■ **PROBLEM TO WORK ON**:
State how many lines in the records hold the word "testdb", giving the number and no other text.
* BEGIN RECORDS FOR THIS TASK *
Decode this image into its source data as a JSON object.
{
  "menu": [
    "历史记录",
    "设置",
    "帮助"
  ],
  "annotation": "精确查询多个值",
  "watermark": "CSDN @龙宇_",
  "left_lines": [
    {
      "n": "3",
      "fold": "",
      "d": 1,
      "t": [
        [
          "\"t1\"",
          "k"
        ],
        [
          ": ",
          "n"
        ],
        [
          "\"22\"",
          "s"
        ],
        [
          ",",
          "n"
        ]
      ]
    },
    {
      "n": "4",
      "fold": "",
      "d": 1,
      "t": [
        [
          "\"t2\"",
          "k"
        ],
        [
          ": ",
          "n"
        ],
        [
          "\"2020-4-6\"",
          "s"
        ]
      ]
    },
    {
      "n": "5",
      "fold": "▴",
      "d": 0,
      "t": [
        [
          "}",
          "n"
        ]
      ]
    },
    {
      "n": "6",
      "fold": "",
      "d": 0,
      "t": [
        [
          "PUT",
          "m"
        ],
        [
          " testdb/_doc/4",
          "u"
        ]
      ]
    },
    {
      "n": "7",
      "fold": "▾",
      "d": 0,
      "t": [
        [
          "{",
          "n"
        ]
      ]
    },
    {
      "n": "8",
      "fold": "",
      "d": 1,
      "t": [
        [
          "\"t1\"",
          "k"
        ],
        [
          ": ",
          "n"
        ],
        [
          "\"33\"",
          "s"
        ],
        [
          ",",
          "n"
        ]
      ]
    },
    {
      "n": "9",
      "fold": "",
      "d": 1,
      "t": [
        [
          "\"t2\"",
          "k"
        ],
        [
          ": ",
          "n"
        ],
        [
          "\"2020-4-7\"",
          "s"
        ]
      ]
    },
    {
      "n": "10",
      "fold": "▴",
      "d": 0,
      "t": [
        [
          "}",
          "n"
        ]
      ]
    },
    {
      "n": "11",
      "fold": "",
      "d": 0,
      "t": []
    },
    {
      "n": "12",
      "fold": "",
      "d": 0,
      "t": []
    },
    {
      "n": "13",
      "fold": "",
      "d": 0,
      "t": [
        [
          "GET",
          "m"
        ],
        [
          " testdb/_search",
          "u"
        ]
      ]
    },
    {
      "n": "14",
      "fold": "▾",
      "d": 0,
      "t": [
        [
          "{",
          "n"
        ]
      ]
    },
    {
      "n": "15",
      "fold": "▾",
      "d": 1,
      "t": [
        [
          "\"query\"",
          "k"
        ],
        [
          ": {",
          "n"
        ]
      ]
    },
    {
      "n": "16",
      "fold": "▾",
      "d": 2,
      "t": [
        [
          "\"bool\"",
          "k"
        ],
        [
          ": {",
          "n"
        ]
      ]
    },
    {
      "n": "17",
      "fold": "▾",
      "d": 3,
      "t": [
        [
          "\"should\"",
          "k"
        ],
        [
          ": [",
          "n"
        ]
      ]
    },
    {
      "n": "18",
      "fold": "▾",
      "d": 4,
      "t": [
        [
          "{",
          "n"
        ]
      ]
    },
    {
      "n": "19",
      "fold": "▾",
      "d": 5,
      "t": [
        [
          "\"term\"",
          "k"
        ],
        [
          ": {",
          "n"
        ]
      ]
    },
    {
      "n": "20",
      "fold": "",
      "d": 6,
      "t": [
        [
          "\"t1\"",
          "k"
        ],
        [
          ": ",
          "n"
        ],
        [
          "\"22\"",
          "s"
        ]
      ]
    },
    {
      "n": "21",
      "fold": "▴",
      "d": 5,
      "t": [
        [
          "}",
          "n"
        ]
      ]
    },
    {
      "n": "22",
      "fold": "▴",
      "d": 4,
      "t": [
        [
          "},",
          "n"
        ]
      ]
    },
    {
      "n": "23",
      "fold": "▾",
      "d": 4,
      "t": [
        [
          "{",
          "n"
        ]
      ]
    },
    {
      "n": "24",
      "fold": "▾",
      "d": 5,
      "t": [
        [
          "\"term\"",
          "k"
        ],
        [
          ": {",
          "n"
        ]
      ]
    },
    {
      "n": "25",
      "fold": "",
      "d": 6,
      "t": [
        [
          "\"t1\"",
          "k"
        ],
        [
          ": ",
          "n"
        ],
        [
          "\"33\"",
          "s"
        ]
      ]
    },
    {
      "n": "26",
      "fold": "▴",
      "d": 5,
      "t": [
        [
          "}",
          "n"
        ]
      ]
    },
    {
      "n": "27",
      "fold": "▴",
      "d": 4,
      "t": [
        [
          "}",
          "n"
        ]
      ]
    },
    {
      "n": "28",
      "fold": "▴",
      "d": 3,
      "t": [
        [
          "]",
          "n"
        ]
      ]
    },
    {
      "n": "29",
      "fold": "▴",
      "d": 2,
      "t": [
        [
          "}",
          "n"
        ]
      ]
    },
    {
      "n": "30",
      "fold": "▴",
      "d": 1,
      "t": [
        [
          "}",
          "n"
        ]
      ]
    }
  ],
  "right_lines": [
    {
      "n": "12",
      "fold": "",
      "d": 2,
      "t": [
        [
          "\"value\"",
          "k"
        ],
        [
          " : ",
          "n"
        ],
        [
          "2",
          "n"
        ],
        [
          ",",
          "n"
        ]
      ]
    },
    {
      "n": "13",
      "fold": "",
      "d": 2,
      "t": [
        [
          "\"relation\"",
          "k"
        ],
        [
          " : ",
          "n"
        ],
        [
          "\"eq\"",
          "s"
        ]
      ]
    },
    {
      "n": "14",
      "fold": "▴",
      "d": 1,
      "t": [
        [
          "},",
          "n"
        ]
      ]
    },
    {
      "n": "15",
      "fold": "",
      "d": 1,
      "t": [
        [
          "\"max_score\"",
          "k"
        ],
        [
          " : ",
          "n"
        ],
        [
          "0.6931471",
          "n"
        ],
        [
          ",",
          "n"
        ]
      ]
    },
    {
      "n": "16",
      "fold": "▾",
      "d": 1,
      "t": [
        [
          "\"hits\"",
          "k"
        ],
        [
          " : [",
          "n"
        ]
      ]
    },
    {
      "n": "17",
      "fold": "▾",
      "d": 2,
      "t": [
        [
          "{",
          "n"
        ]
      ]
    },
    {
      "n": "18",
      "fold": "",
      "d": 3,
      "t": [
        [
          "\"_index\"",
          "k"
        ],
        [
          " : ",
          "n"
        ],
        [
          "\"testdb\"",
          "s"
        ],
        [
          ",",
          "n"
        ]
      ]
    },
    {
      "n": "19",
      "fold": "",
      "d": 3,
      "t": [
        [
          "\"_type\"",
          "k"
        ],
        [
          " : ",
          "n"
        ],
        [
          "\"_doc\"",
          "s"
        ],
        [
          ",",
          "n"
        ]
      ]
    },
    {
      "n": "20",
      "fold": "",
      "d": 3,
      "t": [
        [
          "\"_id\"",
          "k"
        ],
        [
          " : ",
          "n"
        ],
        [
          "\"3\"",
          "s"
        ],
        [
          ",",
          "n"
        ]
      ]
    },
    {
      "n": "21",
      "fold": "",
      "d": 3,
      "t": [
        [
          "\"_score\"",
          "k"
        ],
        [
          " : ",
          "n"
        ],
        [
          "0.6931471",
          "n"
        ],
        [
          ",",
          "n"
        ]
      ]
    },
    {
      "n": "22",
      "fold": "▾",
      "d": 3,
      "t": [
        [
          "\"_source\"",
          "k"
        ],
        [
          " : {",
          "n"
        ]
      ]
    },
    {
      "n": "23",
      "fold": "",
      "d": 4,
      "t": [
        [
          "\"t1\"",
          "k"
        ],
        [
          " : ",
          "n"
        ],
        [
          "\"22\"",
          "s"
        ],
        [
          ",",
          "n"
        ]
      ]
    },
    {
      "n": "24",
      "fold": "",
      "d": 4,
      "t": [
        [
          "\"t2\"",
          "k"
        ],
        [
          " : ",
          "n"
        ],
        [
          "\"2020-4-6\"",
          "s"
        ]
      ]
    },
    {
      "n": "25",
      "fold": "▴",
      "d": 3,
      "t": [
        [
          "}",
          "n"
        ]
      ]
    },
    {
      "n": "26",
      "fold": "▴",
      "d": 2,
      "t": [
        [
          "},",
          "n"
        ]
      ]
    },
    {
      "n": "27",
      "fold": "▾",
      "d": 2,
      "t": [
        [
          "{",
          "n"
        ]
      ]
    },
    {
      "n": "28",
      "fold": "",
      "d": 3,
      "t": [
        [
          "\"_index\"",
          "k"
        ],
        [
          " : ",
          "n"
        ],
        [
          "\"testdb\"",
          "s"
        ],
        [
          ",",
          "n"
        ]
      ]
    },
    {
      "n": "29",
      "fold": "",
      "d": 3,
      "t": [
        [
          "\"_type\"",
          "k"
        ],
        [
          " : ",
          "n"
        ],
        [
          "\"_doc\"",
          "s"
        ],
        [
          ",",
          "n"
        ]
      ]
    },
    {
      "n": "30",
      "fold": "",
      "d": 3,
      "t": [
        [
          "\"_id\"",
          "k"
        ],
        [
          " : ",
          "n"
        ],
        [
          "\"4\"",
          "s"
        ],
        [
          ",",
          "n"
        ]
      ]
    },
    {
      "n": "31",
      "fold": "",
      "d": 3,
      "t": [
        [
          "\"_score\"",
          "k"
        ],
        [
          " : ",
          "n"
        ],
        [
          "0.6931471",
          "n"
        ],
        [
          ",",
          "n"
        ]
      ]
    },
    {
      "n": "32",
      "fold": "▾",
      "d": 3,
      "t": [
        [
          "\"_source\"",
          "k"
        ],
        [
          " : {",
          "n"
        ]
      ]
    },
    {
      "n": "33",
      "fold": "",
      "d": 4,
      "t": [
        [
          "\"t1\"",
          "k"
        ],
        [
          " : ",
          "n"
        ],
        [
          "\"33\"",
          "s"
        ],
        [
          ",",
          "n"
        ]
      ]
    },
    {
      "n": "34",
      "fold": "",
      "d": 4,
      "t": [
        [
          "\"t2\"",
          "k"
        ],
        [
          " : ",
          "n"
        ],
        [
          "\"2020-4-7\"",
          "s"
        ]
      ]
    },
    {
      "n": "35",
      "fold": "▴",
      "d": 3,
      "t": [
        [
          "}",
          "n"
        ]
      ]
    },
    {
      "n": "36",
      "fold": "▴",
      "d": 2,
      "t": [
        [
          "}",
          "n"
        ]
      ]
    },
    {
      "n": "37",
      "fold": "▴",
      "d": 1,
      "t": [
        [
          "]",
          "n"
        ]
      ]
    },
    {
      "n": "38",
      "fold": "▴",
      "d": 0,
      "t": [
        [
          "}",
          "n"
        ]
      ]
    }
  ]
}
* END RECORDS FOR THIS TASK *
■ **TASK RESULT**:
4